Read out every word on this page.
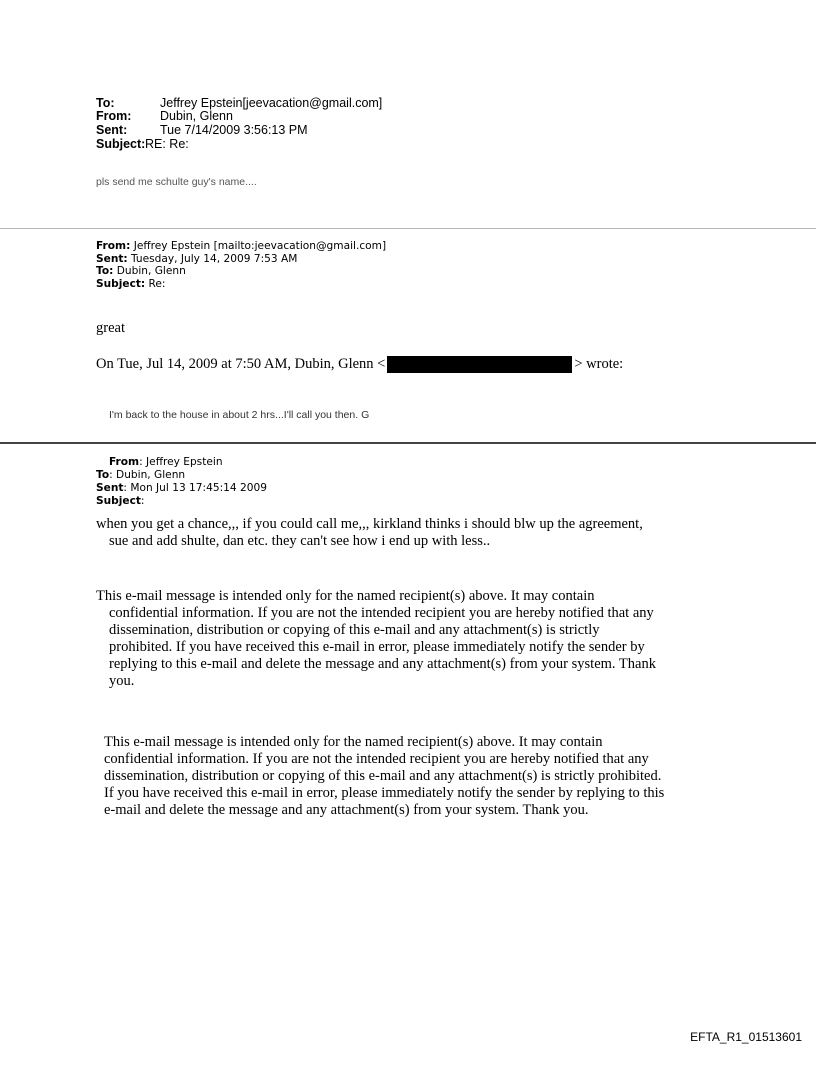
To:	Jeffrey Epstein[jeevacation@gmail.com]
From: Dubin, Glenn
Sent:	Tue 7/14/2009 3:56:13 PM
Subject:RE: Re:
pls send me schulte guy's name....
From: Jeffrey Epstein [mailto:jeevacation@gmail.com]
Sent: Tuesday, July 14, 2009 7:53 AM
To: Dubin, Glenn
Subject: Re:
great
On Tue, Jul 14, 2009 at 7:50 AM, Dubin, Glenn <	> wrote:
I'm back to the house in about 2 hrs...I'll call you then. G
From: Jeffrey Epstein
To: Dubin, Glenn
Sent: Mon Jul 13 17:45:14 2009
Subject:
when you get a chance,,, if you could call me,,, kirkland thinks i should blw up the agreement,
sue and add shulte, dan etc. they can't see how i end up with less..
This e-mail message is intended only for the named recipient(s) above. It may contain
confidential information. If you are not the intended recipient you are hereby notified that any
dissemination, distribution or copying of this e-mail and any attachment(s) is strictly
prohibited. If you have received this e-mail in error, please immediately notify the sender by
replying to this e-mail and delete the message and any attachment(s) from your system. Thank
you.
This e-mail message is intended only for the named recipient(s) above. It may contain
confidential information. If you are not the intended recipient you are hereby notified that any
dissemination, distribution or copying of this e-mail and any attachment(s) is strictly prohibited.
If you have received this e-mail in error, please immediately notify the sender by replying to this
e-mail and delete the message and any attachment(s) from your system. Thank you.
EFTA_R1_01513601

===============

**Instructions for the task:**
Copy every line of the material in which the word "attachment" occurs.

**Solution to this task:**
dissemination, distribution or copying of this e-mail and any attachment(s) is strictly
replying to this e-mail and delete the message and any attachment(s) from your system. Thank
dissemination, distribution or copying of this e-mail and any attachment(s) is strictly prohibited.
e-mail and delete the message and any attachment(s) from your system. Thank you.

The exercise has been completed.